* Start Given data *

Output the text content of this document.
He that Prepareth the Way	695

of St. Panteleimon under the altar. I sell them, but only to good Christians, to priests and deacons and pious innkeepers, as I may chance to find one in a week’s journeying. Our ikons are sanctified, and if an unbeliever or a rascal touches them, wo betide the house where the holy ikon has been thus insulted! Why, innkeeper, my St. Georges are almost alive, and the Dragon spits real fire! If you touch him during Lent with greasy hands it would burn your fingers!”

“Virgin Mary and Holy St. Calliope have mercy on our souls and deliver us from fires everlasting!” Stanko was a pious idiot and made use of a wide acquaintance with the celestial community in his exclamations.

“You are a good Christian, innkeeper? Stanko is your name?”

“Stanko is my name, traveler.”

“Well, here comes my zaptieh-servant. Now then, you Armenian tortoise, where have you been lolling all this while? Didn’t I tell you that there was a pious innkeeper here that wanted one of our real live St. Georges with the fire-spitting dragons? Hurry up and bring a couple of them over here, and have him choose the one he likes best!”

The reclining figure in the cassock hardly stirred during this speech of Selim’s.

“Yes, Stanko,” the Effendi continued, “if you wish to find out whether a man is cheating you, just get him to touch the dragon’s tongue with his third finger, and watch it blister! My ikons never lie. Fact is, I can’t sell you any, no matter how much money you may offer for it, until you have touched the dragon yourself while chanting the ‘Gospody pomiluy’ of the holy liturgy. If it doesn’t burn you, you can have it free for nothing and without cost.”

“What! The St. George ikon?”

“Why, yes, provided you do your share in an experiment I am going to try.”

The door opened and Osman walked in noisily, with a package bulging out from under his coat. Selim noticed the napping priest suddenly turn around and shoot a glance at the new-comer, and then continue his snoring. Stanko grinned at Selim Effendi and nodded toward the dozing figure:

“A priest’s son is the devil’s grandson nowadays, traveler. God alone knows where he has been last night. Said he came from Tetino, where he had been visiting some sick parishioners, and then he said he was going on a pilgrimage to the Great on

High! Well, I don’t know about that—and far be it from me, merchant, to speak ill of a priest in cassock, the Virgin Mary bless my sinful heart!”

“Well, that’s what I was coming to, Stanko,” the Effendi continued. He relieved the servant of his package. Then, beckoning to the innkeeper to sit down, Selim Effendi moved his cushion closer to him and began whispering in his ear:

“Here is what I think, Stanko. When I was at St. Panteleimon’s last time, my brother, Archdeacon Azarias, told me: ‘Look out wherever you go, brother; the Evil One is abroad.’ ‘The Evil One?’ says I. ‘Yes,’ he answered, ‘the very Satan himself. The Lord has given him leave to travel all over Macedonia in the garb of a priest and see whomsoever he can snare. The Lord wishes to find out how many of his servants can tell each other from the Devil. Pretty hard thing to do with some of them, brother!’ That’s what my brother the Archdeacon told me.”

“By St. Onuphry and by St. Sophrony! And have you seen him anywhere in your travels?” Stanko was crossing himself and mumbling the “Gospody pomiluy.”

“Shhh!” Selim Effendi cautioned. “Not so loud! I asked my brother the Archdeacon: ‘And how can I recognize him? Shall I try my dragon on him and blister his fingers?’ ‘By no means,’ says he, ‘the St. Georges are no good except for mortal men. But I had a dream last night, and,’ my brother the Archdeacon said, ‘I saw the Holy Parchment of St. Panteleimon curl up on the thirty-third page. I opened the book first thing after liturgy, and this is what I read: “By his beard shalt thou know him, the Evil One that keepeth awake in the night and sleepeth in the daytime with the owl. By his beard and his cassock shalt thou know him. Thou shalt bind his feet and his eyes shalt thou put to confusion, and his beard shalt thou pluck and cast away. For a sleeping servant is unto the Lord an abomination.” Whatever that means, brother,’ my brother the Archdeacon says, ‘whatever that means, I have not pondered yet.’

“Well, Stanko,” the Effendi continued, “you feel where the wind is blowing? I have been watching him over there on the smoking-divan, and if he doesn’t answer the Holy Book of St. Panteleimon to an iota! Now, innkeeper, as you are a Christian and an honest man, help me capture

* End Given data *

» **Task description**
Scan the records above and report how many lines include the word "Virgin", without any other text.

» **Complete output**
2